> _Data entries_:
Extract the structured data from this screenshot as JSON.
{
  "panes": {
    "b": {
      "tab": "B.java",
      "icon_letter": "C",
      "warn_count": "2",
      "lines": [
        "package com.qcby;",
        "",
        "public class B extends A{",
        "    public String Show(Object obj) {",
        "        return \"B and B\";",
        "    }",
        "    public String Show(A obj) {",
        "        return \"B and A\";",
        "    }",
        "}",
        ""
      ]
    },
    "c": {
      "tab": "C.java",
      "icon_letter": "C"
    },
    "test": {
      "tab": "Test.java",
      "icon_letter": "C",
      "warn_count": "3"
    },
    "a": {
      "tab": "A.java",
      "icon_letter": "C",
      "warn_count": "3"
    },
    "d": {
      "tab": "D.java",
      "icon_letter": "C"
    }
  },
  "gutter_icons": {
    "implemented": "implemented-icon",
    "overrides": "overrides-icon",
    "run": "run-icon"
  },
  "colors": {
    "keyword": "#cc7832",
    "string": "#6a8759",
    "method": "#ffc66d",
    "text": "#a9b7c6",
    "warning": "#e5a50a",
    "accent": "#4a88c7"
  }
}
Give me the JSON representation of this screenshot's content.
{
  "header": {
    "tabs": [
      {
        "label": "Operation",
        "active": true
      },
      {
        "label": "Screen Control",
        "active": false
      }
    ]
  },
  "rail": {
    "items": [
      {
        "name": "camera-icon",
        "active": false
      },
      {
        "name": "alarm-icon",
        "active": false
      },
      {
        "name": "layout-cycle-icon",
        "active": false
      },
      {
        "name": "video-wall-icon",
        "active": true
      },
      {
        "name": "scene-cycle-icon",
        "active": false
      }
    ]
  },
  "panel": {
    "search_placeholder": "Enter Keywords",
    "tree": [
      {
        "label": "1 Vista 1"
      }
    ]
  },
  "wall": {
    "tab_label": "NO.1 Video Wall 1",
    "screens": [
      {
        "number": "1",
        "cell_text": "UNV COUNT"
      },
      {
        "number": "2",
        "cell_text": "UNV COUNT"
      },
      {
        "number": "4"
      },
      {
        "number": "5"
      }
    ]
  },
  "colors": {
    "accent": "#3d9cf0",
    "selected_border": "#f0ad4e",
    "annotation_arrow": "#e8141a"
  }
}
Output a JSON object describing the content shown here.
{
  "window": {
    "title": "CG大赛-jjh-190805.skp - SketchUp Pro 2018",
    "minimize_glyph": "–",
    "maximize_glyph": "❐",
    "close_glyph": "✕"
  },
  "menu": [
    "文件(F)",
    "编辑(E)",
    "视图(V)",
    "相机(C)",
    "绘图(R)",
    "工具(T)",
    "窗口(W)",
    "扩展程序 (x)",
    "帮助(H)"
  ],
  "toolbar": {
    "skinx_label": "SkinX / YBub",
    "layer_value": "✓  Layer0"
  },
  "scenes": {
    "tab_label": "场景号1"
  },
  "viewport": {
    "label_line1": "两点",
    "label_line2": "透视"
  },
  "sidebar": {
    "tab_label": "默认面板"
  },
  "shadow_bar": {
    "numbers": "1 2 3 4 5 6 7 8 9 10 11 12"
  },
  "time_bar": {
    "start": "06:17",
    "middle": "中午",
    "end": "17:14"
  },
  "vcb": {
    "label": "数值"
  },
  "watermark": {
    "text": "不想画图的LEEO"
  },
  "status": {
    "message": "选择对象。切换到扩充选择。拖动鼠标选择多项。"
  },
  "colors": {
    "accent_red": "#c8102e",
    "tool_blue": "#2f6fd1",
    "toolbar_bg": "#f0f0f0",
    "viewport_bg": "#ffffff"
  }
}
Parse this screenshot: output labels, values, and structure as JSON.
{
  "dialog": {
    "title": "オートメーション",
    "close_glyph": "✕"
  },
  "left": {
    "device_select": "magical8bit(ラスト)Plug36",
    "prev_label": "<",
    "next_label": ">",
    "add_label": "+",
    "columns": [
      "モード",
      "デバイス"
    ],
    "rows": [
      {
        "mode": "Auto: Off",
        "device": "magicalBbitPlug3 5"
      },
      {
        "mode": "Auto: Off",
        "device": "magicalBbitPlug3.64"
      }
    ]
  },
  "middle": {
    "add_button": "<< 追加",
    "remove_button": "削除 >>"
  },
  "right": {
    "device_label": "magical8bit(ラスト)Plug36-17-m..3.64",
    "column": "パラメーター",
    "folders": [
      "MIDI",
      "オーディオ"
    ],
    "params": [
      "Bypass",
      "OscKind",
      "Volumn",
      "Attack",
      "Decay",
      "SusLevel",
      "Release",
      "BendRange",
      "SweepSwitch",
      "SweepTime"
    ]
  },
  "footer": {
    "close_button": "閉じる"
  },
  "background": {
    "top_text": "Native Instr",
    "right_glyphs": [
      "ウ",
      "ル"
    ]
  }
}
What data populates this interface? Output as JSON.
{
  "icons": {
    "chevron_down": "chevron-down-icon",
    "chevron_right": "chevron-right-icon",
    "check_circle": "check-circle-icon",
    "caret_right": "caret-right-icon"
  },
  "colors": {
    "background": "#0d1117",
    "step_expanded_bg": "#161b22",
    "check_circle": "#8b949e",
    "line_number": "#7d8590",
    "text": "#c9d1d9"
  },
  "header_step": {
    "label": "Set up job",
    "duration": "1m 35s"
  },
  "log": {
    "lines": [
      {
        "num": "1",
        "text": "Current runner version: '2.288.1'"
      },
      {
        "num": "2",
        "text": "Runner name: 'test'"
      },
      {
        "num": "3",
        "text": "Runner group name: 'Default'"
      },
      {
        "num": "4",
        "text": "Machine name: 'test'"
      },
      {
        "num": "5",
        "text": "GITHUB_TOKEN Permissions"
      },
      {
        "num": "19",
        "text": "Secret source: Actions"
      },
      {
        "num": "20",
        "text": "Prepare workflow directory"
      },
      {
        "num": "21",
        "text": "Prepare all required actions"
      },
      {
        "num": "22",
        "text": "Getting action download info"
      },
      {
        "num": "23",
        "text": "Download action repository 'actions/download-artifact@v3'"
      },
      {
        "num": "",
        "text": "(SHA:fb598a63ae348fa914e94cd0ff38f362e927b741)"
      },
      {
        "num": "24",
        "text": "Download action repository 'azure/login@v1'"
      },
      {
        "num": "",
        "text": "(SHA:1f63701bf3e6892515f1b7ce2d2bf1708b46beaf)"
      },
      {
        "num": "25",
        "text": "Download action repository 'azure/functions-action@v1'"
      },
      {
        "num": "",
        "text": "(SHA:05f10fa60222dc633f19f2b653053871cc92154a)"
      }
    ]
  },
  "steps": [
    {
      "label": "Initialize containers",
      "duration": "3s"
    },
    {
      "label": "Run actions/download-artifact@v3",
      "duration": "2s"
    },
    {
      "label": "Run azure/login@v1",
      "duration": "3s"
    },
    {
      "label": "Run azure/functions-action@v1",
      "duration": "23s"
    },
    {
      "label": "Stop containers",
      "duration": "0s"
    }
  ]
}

> _WHAT THE TASK REQUIRES_:
How many lines of these entries contain the string "duration"? Reply with the number alone.

> _FULL SOLUTION_:
6